What you should do —
Return each entry exactly, omitting nothing.

(A block of data)
-*-*-
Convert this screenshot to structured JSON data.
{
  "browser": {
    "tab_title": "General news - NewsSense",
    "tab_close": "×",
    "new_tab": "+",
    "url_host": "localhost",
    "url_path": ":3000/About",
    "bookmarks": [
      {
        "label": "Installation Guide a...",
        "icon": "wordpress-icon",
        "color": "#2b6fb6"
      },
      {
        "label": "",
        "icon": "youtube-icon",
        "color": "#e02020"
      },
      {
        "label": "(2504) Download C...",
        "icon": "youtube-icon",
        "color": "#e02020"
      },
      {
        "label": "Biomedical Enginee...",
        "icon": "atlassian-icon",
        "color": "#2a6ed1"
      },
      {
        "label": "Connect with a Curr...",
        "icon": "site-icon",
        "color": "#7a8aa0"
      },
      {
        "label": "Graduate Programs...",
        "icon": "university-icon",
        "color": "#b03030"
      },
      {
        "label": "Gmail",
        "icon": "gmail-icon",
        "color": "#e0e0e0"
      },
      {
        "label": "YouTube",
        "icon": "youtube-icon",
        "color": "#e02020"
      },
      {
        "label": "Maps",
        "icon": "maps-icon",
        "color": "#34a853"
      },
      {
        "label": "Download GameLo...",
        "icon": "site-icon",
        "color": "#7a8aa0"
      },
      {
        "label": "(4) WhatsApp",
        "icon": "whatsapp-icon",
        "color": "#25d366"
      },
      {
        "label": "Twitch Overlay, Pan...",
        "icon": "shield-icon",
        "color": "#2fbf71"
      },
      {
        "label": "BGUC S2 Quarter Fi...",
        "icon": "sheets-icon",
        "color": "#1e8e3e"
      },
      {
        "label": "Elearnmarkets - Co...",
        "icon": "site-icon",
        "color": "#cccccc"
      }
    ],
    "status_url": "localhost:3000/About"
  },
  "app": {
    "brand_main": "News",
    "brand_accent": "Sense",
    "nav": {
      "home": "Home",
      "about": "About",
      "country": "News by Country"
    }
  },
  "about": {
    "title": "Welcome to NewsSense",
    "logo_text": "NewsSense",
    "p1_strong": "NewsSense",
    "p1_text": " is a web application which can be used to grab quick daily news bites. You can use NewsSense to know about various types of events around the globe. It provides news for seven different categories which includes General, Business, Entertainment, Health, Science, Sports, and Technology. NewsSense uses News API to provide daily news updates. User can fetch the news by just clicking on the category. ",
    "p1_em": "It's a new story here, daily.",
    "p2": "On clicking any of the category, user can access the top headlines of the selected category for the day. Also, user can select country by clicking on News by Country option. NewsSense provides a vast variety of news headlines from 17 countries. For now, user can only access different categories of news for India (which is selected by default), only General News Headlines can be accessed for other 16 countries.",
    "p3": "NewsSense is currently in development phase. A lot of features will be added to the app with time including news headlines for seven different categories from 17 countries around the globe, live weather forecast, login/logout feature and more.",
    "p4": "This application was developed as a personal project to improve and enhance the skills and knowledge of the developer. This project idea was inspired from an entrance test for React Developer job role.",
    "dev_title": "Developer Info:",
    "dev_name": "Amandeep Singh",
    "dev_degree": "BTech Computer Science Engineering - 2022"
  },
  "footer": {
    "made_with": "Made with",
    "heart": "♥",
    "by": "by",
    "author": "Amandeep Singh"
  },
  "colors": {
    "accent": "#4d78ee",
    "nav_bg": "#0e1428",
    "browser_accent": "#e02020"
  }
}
-*-*-
The response —
Convert this screenshot to structured JSON data.
{
  "browser": {
    "tab_title": "General news - NewsSense",
    "tab_close": "×",
    "new_tab": "+",
    "url_host": "localhost",
    "url_path": ":3000/About",
    "bookmarks": [
      {
        "label": "Installation Guide a...",
        "icon": "wordpress-icon",
        "color": "#2b6fb6"
      },
      {
        "label": "",
        "icon": "youtube-icon",
        "color": "#e02020"
      },
      {
        "label": "(2504) Download C...",
        "icon": "youtube-icon",
        "color": "#e02020"
      },
      {
        "label": "Biomedical Enginee...",
        "icon": "atlassian-icon",
        "color": "#2a6ed1"
      },
      {
        "label": "Connect with a Curr...",
        "icon": "site-icon",
        "color": "#7a8aa0"
      },
      {
        "label": "Graduate Programs...",
        "icon": "university-icon",
        "color": "#b03030"
      },
      {
        "label": "Gmail",
        "icon": "gmail-icon",
        "color": "#e0e0e0"
      },
      {
        "label": "YouTube",
        "icon": "youtube-icon",
        "color": "#e02020"
      },
      {
        "label": "Maps",
        "icon": "maps-icon",
        "color": "#34a853"
      },
      {
        "label": "Download GameLo...",
        "icon": "site-icon",
        "color": "#7a8aa0"
      },
      {
        "label": "(4) WhatsApp",
        "icon": "whatsapp-icon",
        "color": "#25d366"
      },
      {
        "label": "Twitch Overlay, Pan...",
        "icon": "shield-icon",
        "color": "#2fbf71"
      },
      {
        "label": "BGUC S2 Quarter Fi...",
        "icon": "sheets-icon",
        "color": "#1e8e3e"
      },
      {
        "label": "Elearnmarkets - Co...",
        "icon": "site-icon",
        "color": "#cccccc"
      }
    ],
    "status_url": "localhost:3000/About"
  },
  "app": {
    "brand_main": "News",
    "brand_accent": "Sense",
    "nav": {
      "home": "Home",
      "about": "About",
      "country": "News by Country"
    }
  },
  "about": {
    "title": "Welcome to NewsSense",
    "logo_text": "NewsSense",
    "p1_strong": "NewsSense",
    "p1_text": " is a web application which can be used to grab quick daily news bites. You can use NewsSense to know about various types of events around the globe. It provides news for seven different categories which includes General, Business, Entertainment, Health, Science, Sports, and Technology. NewsSense uses News API to provide daily news updates. User can fetch the news by just clicking on the category. ",
    "p1_em": "It's a new story here, daily.",
    "p2": "On clicking any of the category, user can access the top headlines of the selected category for the day. Also, user can select country by clicking on News by Country option. NewsSense provides a vast variety of news headlines from 17 countries. For now, user can only access different categories of news for India (which is selected by default), only General News Headlines can be accessed for other 16 countries.",
    "p3": "NewsSense is currently in development phase. A lot of features will be added to the app with time including news headlines for seven different categories from 17 countries around the globe, live weather forecast, login/logout feature and more.",
    "p4": "This application was developed as a personal project to improve and enhance the skills and knowledge of the developer. This project idea was inspired from an entrance test for React Developer job role.",
    "dev_title": "Developer Info:",
    "dev_name": "Amandeep Singh",
    "dev_degree": "BTech Computer Science Engineering - 2022"
  },
  "footer": {
    "made_with": "Made with",
    "heart": "♥",
    "by": "by",
    "author": "Amandeep Singh"
  },
  "colors": {
    "accent": "#4d78ee",
    "nav_bg": "#0e1428",
    "browser_accent": "#e02020"
  }
}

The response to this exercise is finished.